WHAT THE TASK REQUIRES ▸
Write out all of the data exactly as it appears.

Collected data:
++++++++++++++++++++

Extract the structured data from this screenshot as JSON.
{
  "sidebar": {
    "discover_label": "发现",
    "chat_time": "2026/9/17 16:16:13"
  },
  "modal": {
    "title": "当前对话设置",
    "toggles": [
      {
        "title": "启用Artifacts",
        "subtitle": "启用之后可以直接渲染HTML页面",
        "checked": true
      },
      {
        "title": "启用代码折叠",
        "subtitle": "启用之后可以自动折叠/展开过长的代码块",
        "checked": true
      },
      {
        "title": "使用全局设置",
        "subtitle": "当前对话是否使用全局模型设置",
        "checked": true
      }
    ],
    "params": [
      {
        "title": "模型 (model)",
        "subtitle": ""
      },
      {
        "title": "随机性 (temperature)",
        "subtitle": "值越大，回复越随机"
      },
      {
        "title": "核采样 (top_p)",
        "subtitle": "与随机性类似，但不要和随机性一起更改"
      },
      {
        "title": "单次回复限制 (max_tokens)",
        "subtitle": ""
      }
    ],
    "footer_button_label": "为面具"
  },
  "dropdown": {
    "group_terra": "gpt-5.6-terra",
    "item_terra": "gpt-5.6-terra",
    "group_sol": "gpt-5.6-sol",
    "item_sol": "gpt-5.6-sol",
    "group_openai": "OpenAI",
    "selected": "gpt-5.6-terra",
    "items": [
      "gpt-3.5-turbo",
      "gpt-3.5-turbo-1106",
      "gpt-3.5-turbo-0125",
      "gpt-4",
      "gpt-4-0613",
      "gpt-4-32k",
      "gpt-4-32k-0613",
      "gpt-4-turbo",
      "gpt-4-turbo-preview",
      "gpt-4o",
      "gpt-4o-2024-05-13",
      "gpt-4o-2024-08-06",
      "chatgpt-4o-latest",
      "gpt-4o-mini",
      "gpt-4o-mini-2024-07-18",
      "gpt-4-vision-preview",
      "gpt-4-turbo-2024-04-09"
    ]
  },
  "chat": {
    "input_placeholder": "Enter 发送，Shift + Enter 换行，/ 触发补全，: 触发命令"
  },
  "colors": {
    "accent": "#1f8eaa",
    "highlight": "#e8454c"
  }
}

++++++++++++++++++++

THE COMPLETED TASK ▸
Extract the structured data from this screenshot as JSON.
{
  "sidebar": {
    "discover_label": "发现",
    "chat_time": "2026/9/17 16:16:13"
  },
  "modal": {
    "title": "当前对话设置",
    "toggles": [
      {
        "title": "启用Artifacts",
        "subtitle": "启用之后可以直接渲染HTML页面",
        "checked": true
      },
      {
        "title": "启用代码折叠",
        "subtitle": "启用之后可以自动折叠/展开过长的代码块",
        "checked": true
      },
      {
        "title": "使用全局设置",
        "subtitle": "当前对话是否使用全局模型设置",
        "checked": true
      }
    ],
    "params": [
      {
        "title": "模型 (model)",
        "subtitle": ""
      },
      {
        "title": "随机性 (temperature)",
        "subtitle": "值越大，回复越随机"
      },
      {
        "title": "核采样 (top_p)",
        "subtitle": "与随机性类似，但不要和随机性一起更改"
      },
      {
        "title": "单次回复限制 (max_tokens)",
        "subtitle": ""
      }
    ],
    "footer_button_label": "为面具"
  },
  "dropdown": {
    "group_terra": "gpt-5.6-terra",
    "item_terra": "gpt-5.6-terra",
    "group_sol": "gpt-5.6-sol",
    "item_sol": "gpt-5.6-sol",
    "group_openai": "OpenAI",
    "selected": "gpt-5.6-terra",
    "items": [
      "gpt-3.5-turbo",
      "gpt-3.5-turbo-1106",
      "gpt-3.5-turbo-0125",
      "gpt-4",
      "gpt-4-0613",
      "gpt-4-32k",
      "gpt-4-32k-0613",
      "gpt-4-turbo",
      "gpt-4-turbo-preview",
      "gpt-4o",
      "gpt-4o-2024-05-13",
      "gpt-4o-2024-08-06",
      "chatgpt-4o-latest",
      "gpt-4o-mini",
      "gpt-4o-mini-2024-07-18",
      "gpt-4-vision-preview",
      "gpt-4-turbo-2024-04-09"
    ]
  },
  "chat": {
    "input_placeholder": "Enter 发送，Shift + Enter 换行，/ 触发补全，: 触发命令"
  },
  "colors": {
    "accent": "#1f8eaa",
    "highlight": "#e8454c"
  }
}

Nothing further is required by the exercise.